** Task statement **
Would you retype all of these records exactly?

** Records to use **

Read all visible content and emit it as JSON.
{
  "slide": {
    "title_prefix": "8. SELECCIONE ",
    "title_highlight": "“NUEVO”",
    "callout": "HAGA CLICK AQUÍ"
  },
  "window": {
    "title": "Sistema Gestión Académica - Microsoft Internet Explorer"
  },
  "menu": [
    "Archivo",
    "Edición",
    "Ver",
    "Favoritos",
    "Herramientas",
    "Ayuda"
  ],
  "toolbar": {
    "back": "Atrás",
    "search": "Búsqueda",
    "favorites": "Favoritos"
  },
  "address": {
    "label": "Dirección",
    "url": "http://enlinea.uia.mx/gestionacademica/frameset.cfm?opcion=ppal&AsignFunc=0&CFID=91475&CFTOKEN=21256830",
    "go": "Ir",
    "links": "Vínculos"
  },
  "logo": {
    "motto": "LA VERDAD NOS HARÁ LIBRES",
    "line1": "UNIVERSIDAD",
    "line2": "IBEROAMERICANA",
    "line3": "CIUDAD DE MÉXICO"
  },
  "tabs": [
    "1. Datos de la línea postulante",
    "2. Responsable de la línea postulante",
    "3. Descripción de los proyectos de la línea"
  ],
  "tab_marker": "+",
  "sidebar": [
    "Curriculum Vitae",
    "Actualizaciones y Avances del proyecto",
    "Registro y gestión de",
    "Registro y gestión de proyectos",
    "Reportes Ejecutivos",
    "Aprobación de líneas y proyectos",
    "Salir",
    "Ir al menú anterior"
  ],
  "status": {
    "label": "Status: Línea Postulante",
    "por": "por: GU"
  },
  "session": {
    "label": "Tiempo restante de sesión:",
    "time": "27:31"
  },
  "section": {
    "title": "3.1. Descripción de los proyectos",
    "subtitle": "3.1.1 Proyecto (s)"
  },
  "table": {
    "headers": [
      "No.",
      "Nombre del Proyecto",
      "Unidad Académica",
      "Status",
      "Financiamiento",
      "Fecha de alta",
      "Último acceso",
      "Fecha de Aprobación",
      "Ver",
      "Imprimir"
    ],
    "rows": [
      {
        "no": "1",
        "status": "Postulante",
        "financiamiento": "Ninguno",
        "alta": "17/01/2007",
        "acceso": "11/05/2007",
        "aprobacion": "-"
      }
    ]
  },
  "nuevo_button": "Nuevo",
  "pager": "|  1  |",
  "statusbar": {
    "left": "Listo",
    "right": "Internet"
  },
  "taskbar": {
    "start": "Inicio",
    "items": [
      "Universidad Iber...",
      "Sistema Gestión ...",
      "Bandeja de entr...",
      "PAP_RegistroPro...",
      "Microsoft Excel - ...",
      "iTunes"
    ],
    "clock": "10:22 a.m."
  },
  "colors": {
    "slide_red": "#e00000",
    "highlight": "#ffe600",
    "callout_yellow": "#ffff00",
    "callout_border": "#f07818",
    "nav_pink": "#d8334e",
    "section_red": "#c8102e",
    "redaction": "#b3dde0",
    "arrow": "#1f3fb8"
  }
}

** Result of the exercise **
Read all visible content and emit it as JSON.
{
  "slide": {
    "title_prefix": "8. SELECCIONE ",
    "title_highlight": "“NUEVO”",
    "callout": "HAGA CLICK AQUÍ"
  },
  "window": {
    "title": "Sistema Gestión Académica - Microsoft Internet Explorer"
  },
  "menu": [
    "Archivo",
    "Edición",
    "Ver",
    "Favoritos",
    "Herramientas",
    "Ayuda"
  ],
  "toolbar": {
    "back": "Atrás",
    "search": "Búsqueda",
    "favorites": "Favoritos"
  },
  "address": {
    "label": "Dirección",
    "url": "http://enlinea.uia.mx/gestionacademica/frameset.cfm?opcion=ppal&AsignFunc=0&CFID=91475&CFTOKEN=21256830",
    "go": "Ir",
    "links": "Vínculos"
  },
  "logo": {
    "motto": "LA VERDAD NOS HARÁ LIBRES",
    "line1": "UNIVERSIDAD",
    "line2": "IBEROAMERICANA",
    "line3": "CIUDAD DE MÉXICO"
  },
  "tabs": [
    "1. Datos de la línea postulante",
    "2. Responsable de la línea postulante",
    "3. Descripción de los proyectos de la línea"
  ],
  "tab_marker": "+",
  "sidebar": [
    "Curriculum Vitae",
    "Actualizaciones y Avances del proyecto",
    "Registro y gestión de",
    "Registro y gestión de proyectos",
    "Reportes Ejecutivos",
    "Aprobación de líneas y proyectos",
    "Salir",
    "Ir al menú anterior"
  ],
  "status": {
    "label": "Status: Línea Postulante",
    "por": "por: GU"
  },
  "session": {
    "label": "Tiempo restante de sesión:",
    "time": "27:31"
  },
  "section": {
    "title": "3.1. Descripción de los proyectos",
    "subtitle": "3.1.1 Proyecto (s)"
  },
  "table": {
    "headers": [
      "No.",
      "Nombre del Proyecto",
      "Unidad Académica",
      "Status",
      "Financiamiento",
      "Fecha de alta",
      "Último acceso",
      "Fecha de Aprobación",
      "Ver",
      "Imprimir"
    ],
    "rows": [
      {
        "no": "1",
        "status": "Postulante",
        "financiamiento": "Ninguno",
        "alta": "17/01/2007",
        "acceso": "11/05/2007",
        "aprobacion": "-"
      }
    ]
  },
  "nuevo_button": "Nuevo",
  "pager": "|  1  |",
  "statusbar": {
    "left": "Listo",
    "right": "Internet"
  },
  "taskbar": {
    "start": "Inicio",
    "items": [
      "Universidad Iber...",
      "Sistema Gestión ...",
      "Bandeja de entr...",
      "PAP_RegistroPro...",
      "Microsoft Excel - ...",
      "iTunes"
    ],
    "clock": "10:22 a.m."
  },
  "colors": {
    "slide_red": "#e00000",
    "highlight": "#ffe600",
    "callout_yellow": "#ffff00",
    "callout_border": "#f07818",
    "nav_pink": "#d8334e",
    "section_red": "#c8102e",
    "redaction": "#b3dde0",
    "arrow": "#1f3fb8"
  }
}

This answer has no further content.